Objective -
Print all entries precisely as they are written.

Input records -
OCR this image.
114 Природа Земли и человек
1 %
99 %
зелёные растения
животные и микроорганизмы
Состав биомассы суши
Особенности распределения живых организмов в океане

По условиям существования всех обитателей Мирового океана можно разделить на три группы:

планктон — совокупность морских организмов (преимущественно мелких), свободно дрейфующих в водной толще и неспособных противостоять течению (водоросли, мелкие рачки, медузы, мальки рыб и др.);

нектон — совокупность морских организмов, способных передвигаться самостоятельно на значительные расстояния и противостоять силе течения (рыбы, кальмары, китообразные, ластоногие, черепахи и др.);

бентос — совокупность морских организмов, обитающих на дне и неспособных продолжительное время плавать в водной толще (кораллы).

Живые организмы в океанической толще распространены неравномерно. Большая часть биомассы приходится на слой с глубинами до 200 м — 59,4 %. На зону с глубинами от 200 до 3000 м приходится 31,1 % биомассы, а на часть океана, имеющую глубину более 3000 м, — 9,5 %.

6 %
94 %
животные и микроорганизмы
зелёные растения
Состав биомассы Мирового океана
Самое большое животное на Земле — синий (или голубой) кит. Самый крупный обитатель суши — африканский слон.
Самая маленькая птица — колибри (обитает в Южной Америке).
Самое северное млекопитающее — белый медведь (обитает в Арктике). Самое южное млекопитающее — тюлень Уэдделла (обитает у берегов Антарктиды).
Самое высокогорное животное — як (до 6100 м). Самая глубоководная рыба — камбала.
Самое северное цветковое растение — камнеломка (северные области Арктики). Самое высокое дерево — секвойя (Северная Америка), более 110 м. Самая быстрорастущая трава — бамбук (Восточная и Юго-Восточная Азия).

Solution for this problem -
OCR this image.
114 Природа Земли и человек
1 %
99 %
зелёные растения
животные и микроорганизмы
Состав биомассы суши
Особенности распределения живых организмов в океане

По условиям существования всех обитателей Мирового океана можно разделить на три группы:

планктон — совокупность морских организмов (преимущественно мелких), свободно дрейфующих в водной толще и неспособных противостоять течению (водоросли, мелкие рачки, медузы, мальки рыб и др.);

нектон — совокупность морских организмов, способных передвигаться самостоятельно на значительные расстояния и противостоять силе течения (рыбы, кальмары, китообразные, ластоногие, черепахи и др.);

бентос — совокупность морских организмов, обитающих на дне и неспособных продолжительное время плавать в водной толще (кораллы).

Живые организмы в океанической толще распространены неравномерно. Большая часть биомассы приходится на слой с глубинами до 200 м — 59,4 %. На зону с глубинами от 200 до 3000 м приходится 31,1 % биомассы, а на часть океана, имеющую глубину более 3000 м, — 9,5 %.

6 %
94 %
животные и микроорганизмы
зелёные растения
Состав биомассы Мирового океана
Самое большое животное на Земле — синий (или голубой) кит. Самый крупный обитатель суши — африканский слон.
Самая маленькая птица — колибри (обитает в Южной Америке).
Самое северное млекопитающее — белый медведь (обитает в Арктике). Самое южное млекопитающее — тюлень Уэдделла (обитает у берегов Антарктиды).
Самое высокогорное животное — як (до 6100 м). Самая глубоководная рыба — камбала.
Самое северное цветковое растение — камнеломка (северные области Арктики). Самое высокое дерево — секвойя (Северная Америка), более 110 м. Самая быстрорастущая трава — бамбук (Восточная и Юго-Восточная Азия).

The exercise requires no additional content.